── PROVIDED INFORMATION ──

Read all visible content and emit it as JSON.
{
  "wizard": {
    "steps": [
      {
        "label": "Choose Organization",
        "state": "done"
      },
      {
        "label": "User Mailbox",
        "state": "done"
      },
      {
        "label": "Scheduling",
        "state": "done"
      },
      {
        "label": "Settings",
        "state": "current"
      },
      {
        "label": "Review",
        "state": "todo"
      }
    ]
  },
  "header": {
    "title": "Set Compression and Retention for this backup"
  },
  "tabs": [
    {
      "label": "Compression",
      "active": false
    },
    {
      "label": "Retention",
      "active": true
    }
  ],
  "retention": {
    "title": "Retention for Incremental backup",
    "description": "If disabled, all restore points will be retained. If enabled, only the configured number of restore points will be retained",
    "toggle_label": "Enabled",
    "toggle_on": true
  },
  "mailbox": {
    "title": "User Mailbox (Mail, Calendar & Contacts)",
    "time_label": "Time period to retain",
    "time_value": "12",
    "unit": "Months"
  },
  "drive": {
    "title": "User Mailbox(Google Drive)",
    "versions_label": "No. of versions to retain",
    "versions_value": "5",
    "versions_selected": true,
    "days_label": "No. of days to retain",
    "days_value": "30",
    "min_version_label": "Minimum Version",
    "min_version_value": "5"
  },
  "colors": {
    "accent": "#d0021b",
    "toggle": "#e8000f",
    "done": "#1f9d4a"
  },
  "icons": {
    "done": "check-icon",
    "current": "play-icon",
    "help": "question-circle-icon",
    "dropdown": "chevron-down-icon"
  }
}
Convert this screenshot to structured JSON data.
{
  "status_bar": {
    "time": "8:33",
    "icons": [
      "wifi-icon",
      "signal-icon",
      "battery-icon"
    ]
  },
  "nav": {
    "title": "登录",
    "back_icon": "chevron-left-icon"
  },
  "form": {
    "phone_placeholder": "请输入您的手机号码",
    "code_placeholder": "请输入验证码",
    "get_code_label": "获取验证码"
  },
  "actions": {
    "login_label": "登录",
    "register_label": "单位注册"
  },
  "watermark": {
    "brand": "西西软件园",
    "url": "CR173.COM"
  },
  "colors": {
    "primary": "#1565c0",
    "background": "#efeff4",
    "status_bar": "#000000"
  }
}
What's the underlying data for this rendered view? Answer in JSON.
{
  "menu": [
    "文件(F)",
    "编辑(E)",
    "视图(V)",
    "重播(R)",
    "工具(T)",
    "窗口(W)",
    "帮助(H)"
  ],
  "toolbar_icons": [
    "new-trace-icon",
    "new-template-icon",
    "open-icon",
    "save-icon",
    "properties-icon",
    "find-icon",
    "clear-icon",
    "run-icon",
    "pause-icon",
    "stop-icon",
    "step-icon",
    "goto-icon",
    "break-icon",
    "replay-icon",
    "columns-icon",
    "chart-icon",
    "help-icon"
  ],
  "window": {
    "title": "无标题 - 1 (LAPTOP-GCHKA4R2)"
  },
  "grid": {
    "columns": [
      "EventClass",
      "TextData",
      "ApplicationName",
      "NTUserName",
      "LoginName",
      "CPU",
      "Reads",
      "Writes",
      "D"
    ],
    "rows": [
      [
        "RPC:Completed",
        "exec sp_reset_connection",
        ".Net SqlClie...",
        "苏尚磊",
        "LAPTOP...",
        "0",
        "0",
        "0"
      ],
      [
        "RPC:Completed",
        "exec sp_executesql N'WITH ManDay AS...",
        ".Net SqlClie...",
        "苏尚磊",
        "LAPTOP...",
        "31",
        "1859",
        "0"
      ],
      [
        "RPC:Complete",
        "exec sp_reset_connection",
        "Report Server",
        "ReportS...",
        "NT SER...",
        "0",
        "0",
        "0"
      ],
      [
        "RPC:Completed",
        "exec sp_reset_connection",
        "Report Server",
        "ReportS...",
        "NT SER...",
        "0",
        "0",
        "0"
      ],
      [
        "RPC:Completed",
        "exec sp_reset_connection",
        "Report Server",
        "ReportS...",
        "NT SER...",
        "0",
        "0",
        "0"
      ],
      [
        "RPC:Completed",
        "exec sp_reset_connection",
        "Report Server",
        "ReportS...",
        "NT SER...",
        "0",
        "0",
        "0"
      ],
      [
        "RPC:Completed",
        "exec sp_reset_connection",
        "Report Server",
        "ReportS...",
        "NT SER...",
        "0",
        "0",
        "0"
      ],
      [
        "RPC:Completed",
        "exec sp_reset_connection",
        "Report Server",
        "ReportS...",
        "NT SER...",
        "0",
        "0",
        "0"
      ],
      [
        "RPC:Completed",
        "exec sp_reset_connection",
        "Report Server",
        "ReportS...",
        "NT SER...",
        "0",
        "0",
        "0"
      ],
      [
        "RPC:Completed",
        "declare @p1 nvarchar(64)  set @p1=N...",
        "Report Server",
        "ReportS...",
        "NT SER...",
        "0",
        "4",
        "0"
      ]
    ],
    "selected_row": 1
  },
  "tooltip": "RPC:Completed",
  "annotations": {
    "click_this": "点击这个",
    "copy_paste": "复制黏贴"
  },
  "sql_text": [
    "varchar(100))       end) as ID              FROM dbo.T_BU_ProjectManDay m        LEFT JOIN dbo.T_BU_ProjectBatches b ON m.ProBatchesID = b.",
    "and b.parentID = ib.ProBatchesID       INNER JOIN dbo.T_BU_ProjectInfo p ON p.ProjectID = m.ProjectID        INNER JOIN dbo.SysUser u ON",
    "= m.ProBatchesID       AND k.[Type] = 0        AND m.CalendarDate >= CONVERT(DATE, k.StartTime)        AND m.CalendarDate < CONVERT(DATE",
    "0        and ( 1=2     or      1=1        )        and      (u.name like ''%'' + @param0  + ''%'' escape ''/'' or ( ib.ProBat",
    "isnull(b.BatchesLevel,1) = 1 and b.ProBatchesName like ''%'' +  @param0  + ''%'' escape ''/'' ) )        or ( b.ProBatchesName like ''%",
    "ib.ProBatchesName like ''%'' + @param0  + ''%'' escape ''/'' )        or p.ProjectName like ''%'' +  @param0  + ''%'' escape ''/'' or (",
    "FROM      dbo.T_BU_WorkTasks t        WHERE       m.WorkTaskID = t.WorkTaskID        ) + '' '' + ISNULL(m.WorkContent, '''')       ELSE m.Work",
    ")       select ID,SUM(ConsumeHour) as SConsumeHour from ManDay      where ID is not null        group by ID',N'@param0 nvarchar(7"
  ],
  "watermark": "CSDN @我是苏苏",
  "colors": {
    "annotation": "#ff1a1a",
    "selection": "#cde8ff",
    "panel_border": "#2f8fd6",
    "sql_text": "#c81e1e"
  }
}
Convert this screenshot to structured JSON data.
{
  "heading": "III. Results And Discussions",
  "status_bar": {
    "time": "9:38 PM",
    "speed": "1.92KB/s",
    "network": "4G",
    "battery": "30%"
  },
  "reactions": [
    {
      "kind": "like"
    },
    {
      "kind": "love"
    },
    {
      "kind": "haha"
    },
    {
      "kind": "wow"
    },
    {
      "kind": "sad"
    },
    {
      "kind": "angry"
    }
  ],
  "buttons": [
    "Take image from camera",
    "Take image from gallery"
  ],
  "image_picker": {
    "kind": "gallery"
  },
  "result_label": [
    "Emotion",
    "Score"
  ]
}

───

THE TASK.
Extract the whole listing, character for character.

ANSWER.
Read all visible content and emit it as JSON.
{
  "wizard": {
    "steps": [
      {
        "label": "Choose Organization",
        "state": "done"
      },
      {
        "label": "User Mailbox",
        "state": "done"
      },
      {
        "label": "Scheduling",
        "state": "done"
      },
      {
        "label": "Settings",
        "state": "current"
      },
      {
        "label": "Review",
        "state": "todo"
      }
    ]
  },
  "header": {
    "title": "Set Compression and Retention for this backup"
  },
  "tabs": [
    {
      "label": "Compression",
      "active": false
    },
    {
      "label": "Retention",
      "active": true
    }
  ],
  "retention": {
    "title": "Retention for Incremental backup",
    "description": "If disabled, all restore points will be retained. If enabled, only the configured number of restore points will be retained",
    "toggle_label": "Enabled",
    "toggle_on": true
  },
  "mailbox": {
    "title": "User Mailbox (Mail, Calendar & Contacts)",
    "time_label": "Time period to retain",
    "time_value": "12",
    "unit": "Months"
  },
  "drive": {
    "title": "User Mailbox(Google Drive)",
    "versions_label": "No. of versions to retain",
    "versions_value": "5",
    "versions_selected": true,
    "days_label": "No. of days to retain",
    "days_value": "30",
    "min_version_label": "Minimum Version",
    "min_version_value": "5"
  },
  "colors": {
    "accent": "#d0021b",
    "toggle": "#e8000f",
    "done": "#1f9d4a"
  },
  "icons": {
    "done": "check-icon",
    "current": "play-icon",
    "help": "question-circle-icon",
    "dropdown": "chevron-down-icon"
  }
}
Convert this screenshot to structured JSON data.
{
  "status_bar": {
    "time": "8:33",
    "icons": [
      "wifi-icon",
      "signal-icon",
      "battery-icon"
    ]
  },
  "nav": {
    "title": "登录",
    "back_icon": "chevron-left-icon"
  },
  "form": {
    "phone_placeholder": "请输入您的手机号码",
    "code_placeholder": "请输入验证码",
    "get_code_label": "获取验证码"
  },
  "actions": {
    "login_label": "登录",
    "register_label": "单位注册"
  },
  "watermark": {
    "brand": "西西软件园",
    "url": "CR173.COM"
  },
  "colors": {
    "primary": "#1565c0",
    "background": "#efeff4",
    "status_bar": "#000000"
  }
}
What's the underlying data for this rendered view? Answer in JSON.
{
  "menu": [
    "文件(F)",
    "编辑(E)",
    "视图(V)",
    "重播(R)",
    "工具(T)",
    "窗口(W)",
    "帮助(H)"
  ],
  "toolbar_icons": [
    "new-trace-icon",
    "new-template-icon",
    "open-icon",
    "save-icon",
    "properties-icon",
    "find-icon",
    "clear-icon",
    "run-icon",
    "pause-icon",
    "stop-icon",
    "step-icon",
    "goto-icon",
    "break-icon",
    "replay-icon",
    "columns-icon",
    "chart-icon",
    "help-icon"
  ],
  "window": {
    "title": "无标题 - 1 (LAPTOP-GCHKA4R2)"
  },
  "grid": {
    "columns": [
      "EventClass",
      "TextData",
      "ApplicationName",
      "NTUserName",
      "LoginName",
      "CPU",
      "Reads",
      "Writes",
      "D"
    ],
    "rows": [
      [
        "RPC:Completed",
        "exec sp_reset_connection",
        ".Net SqlClie...",
        "苏尚磊",
        "LAPTOP...",
        "0",
        "0",
        "0"
      ],
      [
        "RPC:Completed",
        "exec sp_executesql N'WITH ManDay AS...",
        ".Net SqlClie...",
        "苏尚磊",
        "LAPTOP...",
        "31",
        "1859",
        "0"
      ],
      [
        "RPC:Complete",
        "exec sp_reset_connection",
        "Report Server",
        "ReportS...",
        "NT SER...",
        "0",
        "0",
        "0"
      ],
      [
        "RPC:Completed",
        "exec sp_reset_connection",
        "Report Server",
        "ReportS...",
        "NT SER...",
        "0",
        "0",
        "0"
      ],
      [
        "RPC:Completed",
        "exec sp_reset_connection",
        "Report Server",
        "ReportS...",
        "NT SER...",
        "0",
        "0",
        "0"
      ],
      [
        "RPC:Completed",
        "exec sp_reset_connection",
        "Report Server",
        "ReportS...",
        "NT SER...",
        "0",
        "0",
        "0"
      ],
      [
        "RPC:Completed",
        "exec sp_reset_connection",
        "Report Server",
        "ReportS...",
        "NT SER...",
        "0",
        "0",
        "0"
      ],
      [
        "RPC:Completed",
        "exec sp_reset_connection",
        "Report Server",
        "ReportS...",
        "NT SER...",
        "0",
        "0",
        "0"
      ],
      [
        "RPC:Completed",
        "exec sp_reset_connection",
        "Report Server",
        "ReportS...",
        "NT SER...",
        "0",
        "0",
        "0"
      ],
      [
        "RPC:Completed",
        "declare @p1 nvarchar(64)  set @p1=N...",
        "Report Server",
        "ReportS...",
        "NT SER...",
        "0",
        "4",
        "0"
      ]
    ],
    "selected_row": 1
  },
  "tooltip": "RPC:Completed",
  "annotations": {
    "click_this": "点击这个",
    "copy_paste": "复制黏贴"
  },
  "sql_text": [
    "varchar(100))       end) as ID              FROM dbo.T_BU_ProjectManDay m        LEFT JOIN dbo.T_BU_ProjectBatches b ON m.ProBatchesID = b.",
    "and b.parentID = ib.ProBatchesID       INNER JOIN dbo.T_BU_ProjectInfo p ON p.ProjectID = m.ProjectID        INNER JOIN dbo.SysUser u ON",
    "= m.ProBatchesID       AND k.[Type] = 0        AND m.CalendarDate >= CONVERT(DATE, k.StartTime)        AND m.CalendarDate < CONVERT(DATE",
    "0        and ( 1=2     or      1=1        )        and      (u.name like ''%'' + @param0  + ''%'' escape ''/'' or ( ib.ProBat",
    "isnull(b.BatchesLevel,1) = 1 and b.ProBatchesName like ''%'' +  @param0  + ''%'' escape ''/'' ) )        or ( b.ProBatchesName like ''%",
    "ib.ProBatchesName like ''%'' + @param0  + ''%'' escape ''/'' )        or p.ProjectName like ''%'' +  @param0  + ''%'' escape ''/'' or (",
    "FROM      dbo.T_BU_WorkTasks t        WHERE       m.WorkTaskID = t.WorkTaskID        ) + '' '' + ISNULL(m.WorkContent, '''')       ELSE m.Work",
    ")       select ID,SUM(ConsumeHour) as SConsumeHour from ManDay      where ID is not null        group by ID',N'@param0 nvarchar(7"
  ],
  "watermark": "CSDN @我是苏苏",
  "colors": {
    "annotation": "#ff1a1a",
    "selection": "#cde8ff",
    "panel_border": "#2f8fd6",
    "sql_text": "#c81e1e"
  }
}
Convert this screenshot to structured JSON data.
{
  "heading": "III. Results And Discussions",
  "status_bar": {
    "time": "9:38 PM",
    "speed": "1.92KB/s",
    "network": "4G",
    "battery": "30%"
  },
  "reactions": [
    {
      "kind": "like"
    },
    {
      "kind": "love"
    },
    {
      "kind": "haha"
    },
    {
      "kind": "wow"
    },
    {
      "kind": "sad"
    },
    {
      "kind": "angry"
    }
  ],
  "buttons": [
    "Take image from camera",
    "Take image from gallery"
  ],
  "image_picker": {
    "kind": "gallery"
  },
  "result_label": [
    "Emotion",
    "Score"
  ]
}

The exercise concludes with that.